** Opening MATERIAL TO PROCESS block **

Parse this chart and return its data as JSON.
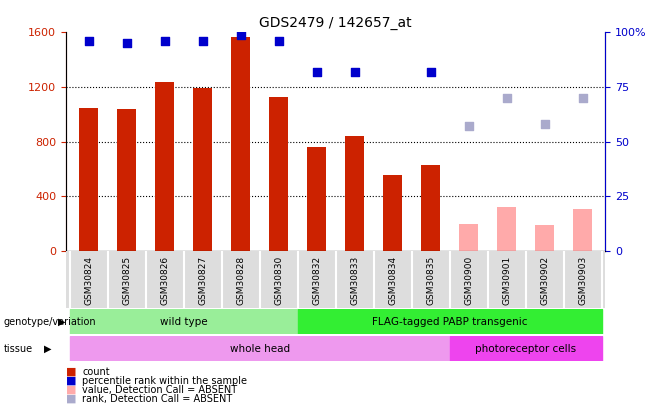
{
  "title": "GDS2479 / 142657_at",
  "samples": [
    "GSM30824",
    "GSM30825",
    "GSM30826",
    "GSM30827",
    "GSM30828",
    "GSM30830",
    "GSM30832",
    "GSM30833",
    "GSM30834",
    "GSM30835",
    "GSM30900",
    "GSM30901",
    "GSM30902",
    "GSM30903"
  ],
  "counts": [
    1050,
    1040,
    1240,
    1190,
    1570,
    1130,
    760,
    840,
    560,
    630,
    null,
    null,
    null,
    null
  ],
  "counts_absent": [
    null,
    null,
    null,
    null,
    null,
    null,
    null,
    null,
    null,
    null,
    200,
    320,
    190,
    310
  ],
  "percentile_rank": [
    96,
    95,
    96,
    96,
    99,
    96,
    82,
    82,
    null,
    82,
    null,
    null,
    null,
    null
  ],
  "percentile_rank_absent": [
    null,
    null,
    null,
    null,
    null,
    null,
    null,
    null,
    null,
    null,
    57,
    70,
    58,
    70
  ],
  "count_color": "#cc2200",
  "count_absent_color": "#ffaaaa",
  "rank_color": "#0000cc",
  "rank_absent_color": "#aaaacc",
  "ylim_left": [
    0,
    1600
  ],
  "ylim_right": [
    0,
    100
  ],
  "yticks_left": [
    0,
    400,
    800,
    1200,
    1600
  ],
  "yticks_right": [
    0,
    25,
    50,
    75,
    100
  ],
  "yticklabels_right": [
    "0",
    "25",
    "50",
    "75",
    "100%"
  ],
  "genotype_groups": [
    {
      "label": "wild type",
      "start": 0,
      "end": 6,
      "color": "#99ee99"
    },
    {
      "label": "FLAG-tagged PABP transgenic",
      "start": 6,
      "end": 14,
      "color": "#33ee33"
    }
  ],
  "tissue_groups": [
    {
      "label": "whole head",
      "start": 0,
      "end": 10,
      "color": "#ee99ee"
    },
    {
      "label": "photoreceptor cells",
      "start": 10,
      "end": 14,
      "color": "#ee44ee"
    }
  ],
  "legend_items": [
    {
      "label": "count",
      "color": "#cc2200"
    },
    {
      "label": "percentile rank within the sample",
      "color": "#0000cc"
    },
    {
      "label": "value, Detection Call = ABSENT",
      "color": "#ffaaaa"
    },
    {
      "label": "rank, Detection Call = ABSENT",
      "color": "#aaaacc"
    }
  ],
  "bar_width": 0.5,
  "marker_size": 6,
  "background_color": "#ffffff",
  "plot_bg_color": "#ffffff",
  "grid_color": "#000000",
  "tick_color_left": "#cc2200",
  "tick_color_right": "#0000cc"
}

** Closing MATERIAL TO PROCESS block **

PROBLEM TO SOLVE
Everything in the listing must be restated word for word, except for the pictures.

SOLUTION FOR THIS EXERCISE
Parse this chart and return its data as JSON.
{
  "title": "GDS2479 / 142657_at",
  "samples": [
    "GSM30824",
    "GSM30825",
    "GSM30826",
    "GSM30827",
    "GSM30828",
    "GSM30830",
    "GSM30832",
    "GSM30833",
    "GSM30834",
    "GSM30835",
    "GSM30900",
    "GSM30901",
    "GSM30902",
    "GSM30903"
  ],
  "counts": [
    1050,
    1040,
    1240,
    1190,
    1570,
    1130,
    760,
    840,
    560,
    630,
    null,
    null,
    null,
    null
  ],
  "counts_absent": [
    null,
    null,
    null,
    null,
    null,
    null,
    null,
    null,
    null,
    null,
    200,
    320,
    190,
    310
  ],
  "percentile_rank": [
    96,
    95,
    96,
    96,
    99,
    96,
    82,
    82,
    null,
    82,
    null,
    null,
    null,
    null
  ],
  "percentile_rank_absent": [
    null,
    null,
    null,
    null,
    null,
    null,
    null,
    null,
    null,
    null,
    57,
    70,
    58,
    70
  ],
  "count_color": "#cc2200",
  "count_absent_color": "#ffaaaa",
  "rank_color": "#0000cc",
  "rank_absent_color": "#aaaacc",
  "ylim_left": [
    0,
    1600
  ],
  "ylim_right": [
    0,
    100
  ],
  "yticks_left": [
    0,
    400,
    800,
    1200,
    1600
  ],
  "yticks_right": [
    0,
    25,
    50,
    75,
    100
  ],
  "yticklabels_right": [
    "0",
    "25",
    "50",
    "75",
    "100%"
  ],
  "genotype_groups": [
    {
      "label": "wild type",
      "start": 0,
      "end": 6,
      "color": "#99ee99"
    },
    {
      "label": "FLAG-tagged PABP transgenic",
      "start": 6,
      "end": 14,
      "color": "#33ee33"
    }
  ],
  "tissue_groups": [
    {
      "label": "whole head",
      "start": 0,
      "end": 10,
      "color": "#ee99ee"
    },
    {
      "label": "photoreceptor cells",
      "start": 10,
      "end": 14,
      "color": "#ee44ee"
    }
  ],
  "legend_items": [
    {
      "label": "count",
      "color": "#cc2200"
    },
    {
      "label": "percentile rank within the sample",
      "color": "#0000cc"
    },
    {
      "label": "value, Detection Call = ABSENT",
      "color": "#ffaaaa"
    },
    {
      "label": "rank, Detection Call = ABSENT",
      "color": "#aaaacc"
    }
  ],
  "bar_width": 0.5,
  "marker_size": 6,
  "background_color": "#ffffff",
  "plot_bg_color": "#ffffff",
  "grid_color": "#000000",
  "tick_color_left": "#cc2200",
  "tick_color_right": "#0000cc"
}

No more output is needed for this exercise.